Data entries
──────
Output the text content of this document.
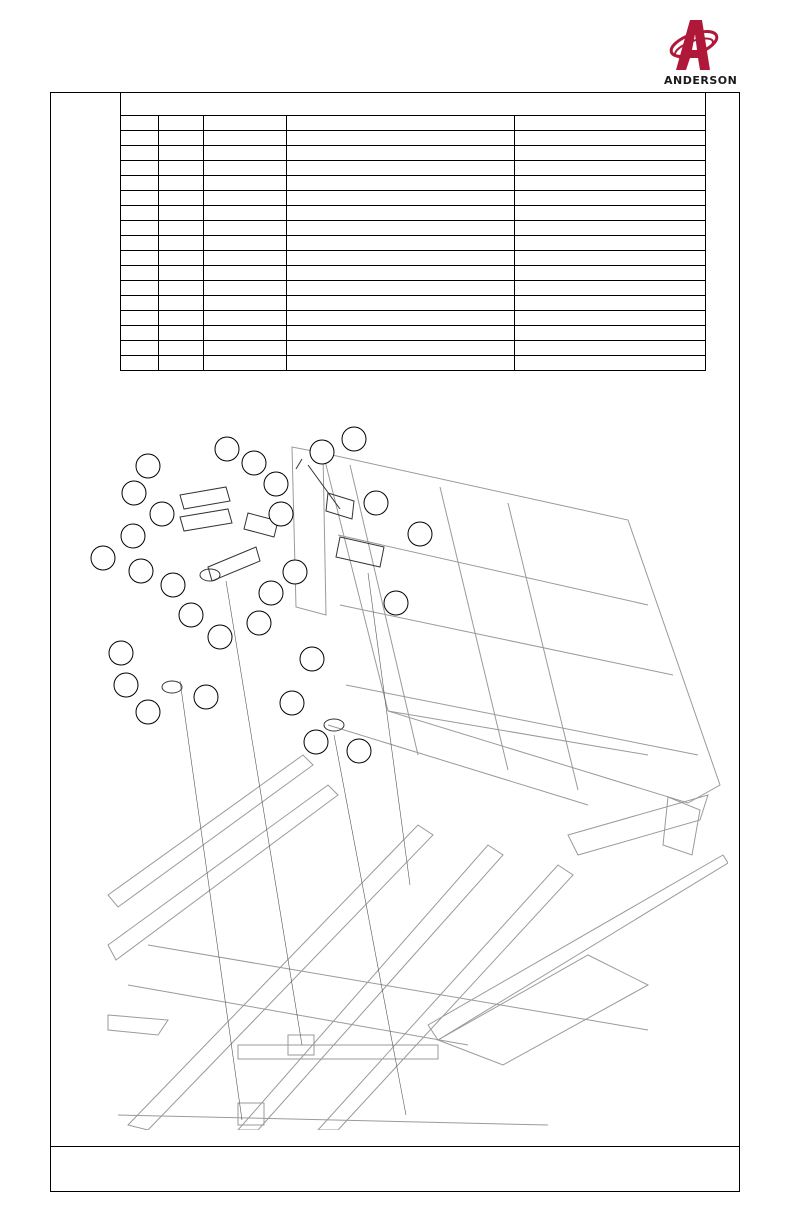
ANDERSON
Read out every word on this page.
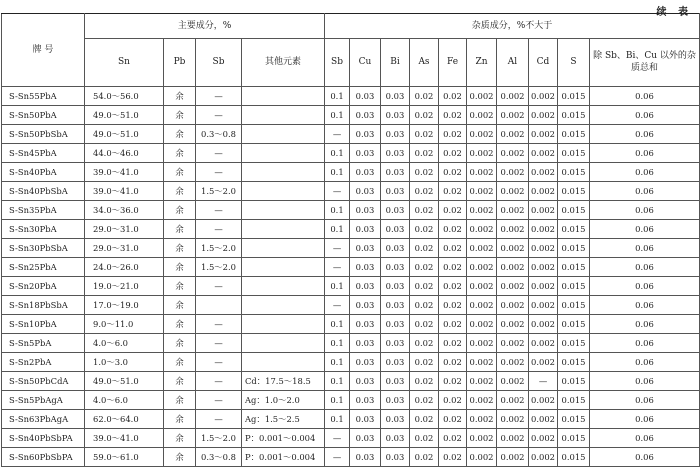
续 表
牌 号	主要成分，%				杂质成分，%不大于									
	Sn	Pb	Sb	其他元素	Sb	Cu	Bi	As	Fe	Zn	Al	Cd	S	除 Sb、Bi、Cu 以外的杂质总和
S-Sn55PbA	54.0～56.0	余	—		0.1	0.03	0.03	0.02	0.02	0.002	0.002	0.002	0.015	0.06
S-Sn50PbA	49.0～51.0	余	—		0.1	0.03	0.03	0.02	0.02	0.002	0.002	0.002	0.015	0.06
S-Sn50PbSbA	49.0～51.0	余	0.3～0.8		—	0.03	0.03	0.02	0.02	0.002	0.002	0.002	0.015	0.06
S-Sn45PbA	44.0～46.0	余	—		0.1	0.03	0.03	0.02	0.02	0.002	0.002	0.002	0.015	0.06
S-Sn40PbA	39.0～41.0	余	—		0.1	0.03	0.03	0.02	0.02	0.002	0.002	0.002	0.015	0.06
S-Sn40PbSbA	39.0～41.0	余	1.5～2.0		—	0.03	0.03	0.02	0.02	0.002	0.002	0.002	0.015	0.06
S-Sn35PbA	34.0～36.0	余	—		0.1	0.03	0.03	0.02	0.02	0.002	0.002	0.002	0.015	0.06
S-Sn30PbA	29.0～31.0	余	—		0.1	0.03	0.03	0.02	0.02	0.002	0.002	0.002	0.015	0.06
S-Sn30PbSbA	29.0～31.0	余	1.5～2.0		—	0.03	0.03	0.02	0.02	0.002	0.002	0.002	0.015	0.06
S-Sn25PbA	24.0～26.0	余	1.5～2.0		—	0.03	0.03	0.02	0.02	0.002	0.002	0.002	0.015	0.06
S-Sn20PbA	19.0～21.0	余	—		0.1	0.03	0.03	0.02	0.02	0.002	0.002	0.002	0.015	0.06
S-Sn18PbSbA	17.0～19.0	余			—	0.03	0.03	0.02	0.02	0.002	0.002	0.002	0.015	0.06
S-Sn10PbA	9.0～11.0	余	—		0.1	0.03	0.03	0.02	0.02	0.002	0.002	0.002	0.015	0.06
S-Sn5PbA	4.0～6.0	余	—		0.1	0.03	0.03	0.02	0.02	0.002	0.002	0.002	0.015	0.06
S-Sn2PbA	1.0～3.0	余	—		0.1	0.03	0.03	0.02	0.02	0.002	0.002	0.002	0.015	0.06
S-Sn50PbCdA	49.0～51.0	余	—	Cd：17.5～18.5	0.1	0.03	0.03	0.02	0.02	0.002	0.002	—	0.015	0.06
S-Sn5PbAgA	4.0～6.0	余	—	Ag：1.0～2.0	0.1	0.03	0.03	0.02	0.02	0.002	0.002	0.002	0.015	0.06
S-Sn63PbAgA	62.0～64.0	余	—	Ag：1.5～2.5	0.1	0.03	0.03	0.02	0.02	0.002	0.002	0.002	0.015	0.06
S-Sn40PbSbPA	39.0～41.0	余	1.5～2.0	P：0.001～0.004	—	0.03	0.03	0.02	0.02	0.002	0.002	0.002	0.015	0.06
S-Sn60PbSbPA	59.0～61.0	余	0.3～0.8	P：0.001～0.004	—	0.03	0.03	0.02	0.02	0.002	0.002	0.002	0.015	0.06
──────
Pull every line containing "this" from the data.

#### Exercise solution:
Output the text content of this document.
Read out every word on this page.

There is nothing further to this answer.